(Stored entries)
+--

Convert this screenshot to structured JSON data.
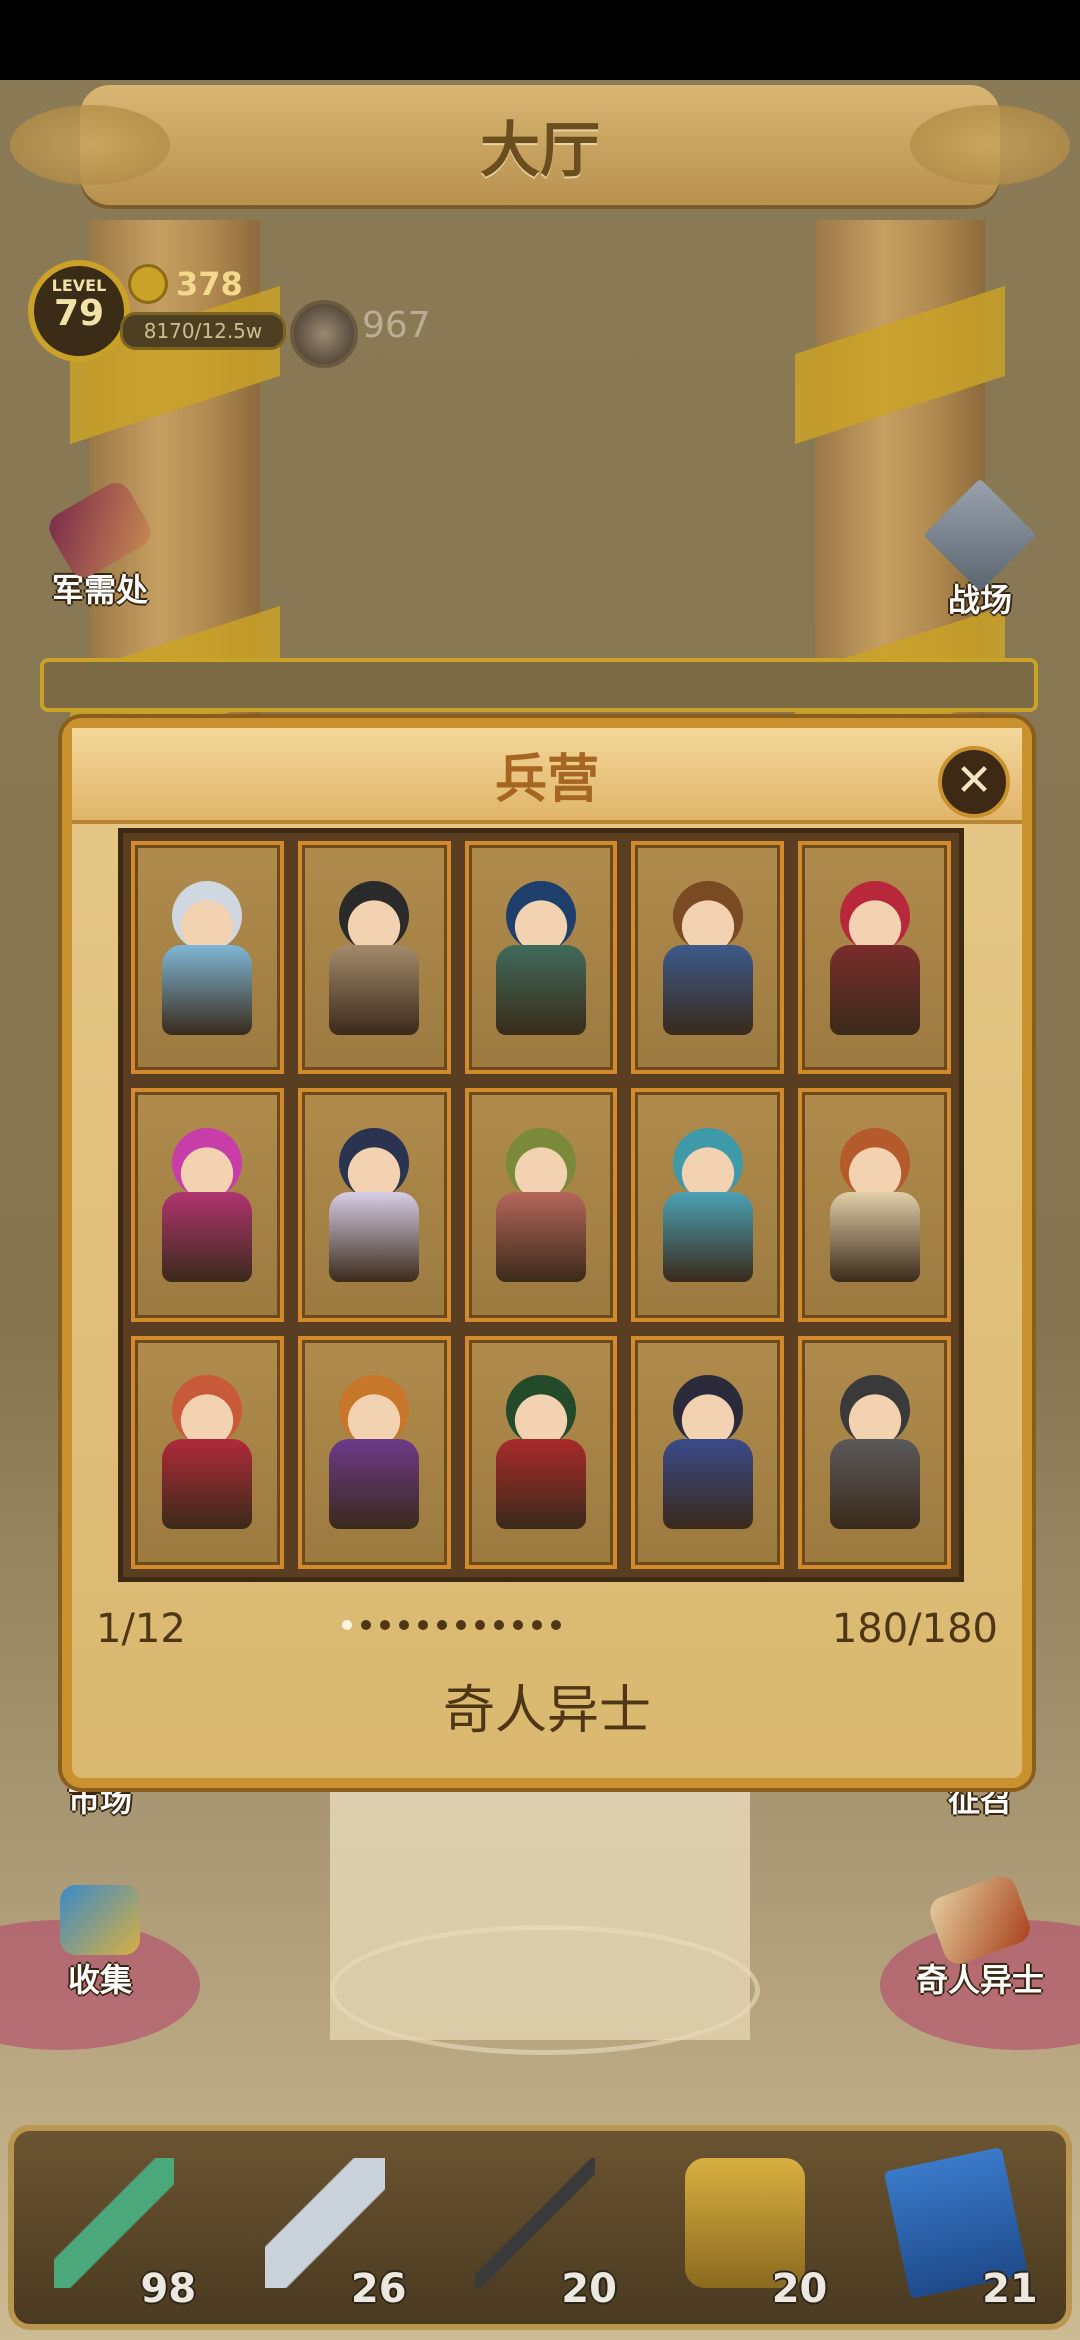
{
  "header": {
    "title": "大厅"
  },
  "player": {
    "level_caption": "LEVEL",
    "level": "79",
    "gold": "378",
    "xp": "8170/12.5w",
    "gems": "967"
  },
  "side_buttons": {
    "quartermaster": "军需处",
    "battlefield": "战场",
    "market": "市场",
    "recruit": "征召",
    "collection": "收集",
    "heroes": "奇人异士"
  },
  "dialog": {
    "title": "兵营",
    "close_icon": "close-icon",
    "page": "1/12",
    "dots_total": 12,
    "dots_active": 0,
    "count": "180/180",
    "caption": "奇人异士",
    "characters": [
      {
        "hair": "#cfd8e0",
        "armor": "#7fb7d6"
      },
      {
        "hair": "#2a2a2a",
        "armor": "#a38b6b"
      },
      {
        "hair": "#1e3f6b",
        "armor": "#3f6b5a"
      },
      {
        "hair": "#7a4a22",
        "armor": "#3d5a8a"
      },
      {
        "hair": "#b8283a",
        "armor": "#7a2c2c"
      },
      {
        "hair": "#c83ea8",
        "armor": "#b0346f"
      },
      {
        "hair": "#2a3350",
        "armor": "#d8cde6"
      },
      {
        "hair": "#7a8a3a",
        "armor": "#b5665a"
      },
      {
        "hair": "#3e9aa8",
        "armor": "#4aa1b5"
      },
      {
        "hair": "#b55a2a",
        "armor": "#e0cfa8"
      },
      {
        "hair": "#c85a3a",
        "armor": "#b02a3a"
      },
      {
        "hair": "#c8762a",
        "armor": "#6c3a8a"
      },
      {
        "hair": "#234a2a",
        "armor": "#a82a2a"
      },
      {
        "hair": "#2a2a3a",
        "armor": "#3a4a8a"
      },
      {
        "hair": "#3a3a3a",
        "armor": "#5a5a5a"
      }
    ]
  },
  "inventory": [
    {
      "icon": "jade-sword-icon",
      "count": "98"
    },
    {
      "icon": "saber-icon",
      "count": "26"
    },
    {
      "icon": "spear-icon",
      "count": "20"
    },
    {
      "icon": "armor-icon",
      "count": "20"
    },
    {
      "icon": "book-icon",
      "count": "21"
    }
  ]
}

+--

■ EXERCISE BRIEF ■
Search the records for the word "icon". Copy every line that has it.

■ TASK ANSWER ■
    "close_icon": "close-icon",
      "icon": "jade-sword-icon",
      "icon": "saber-icon",
      "icon": "spear-icon",
      "icon": "armor-icon",
      "icon": "book-icon",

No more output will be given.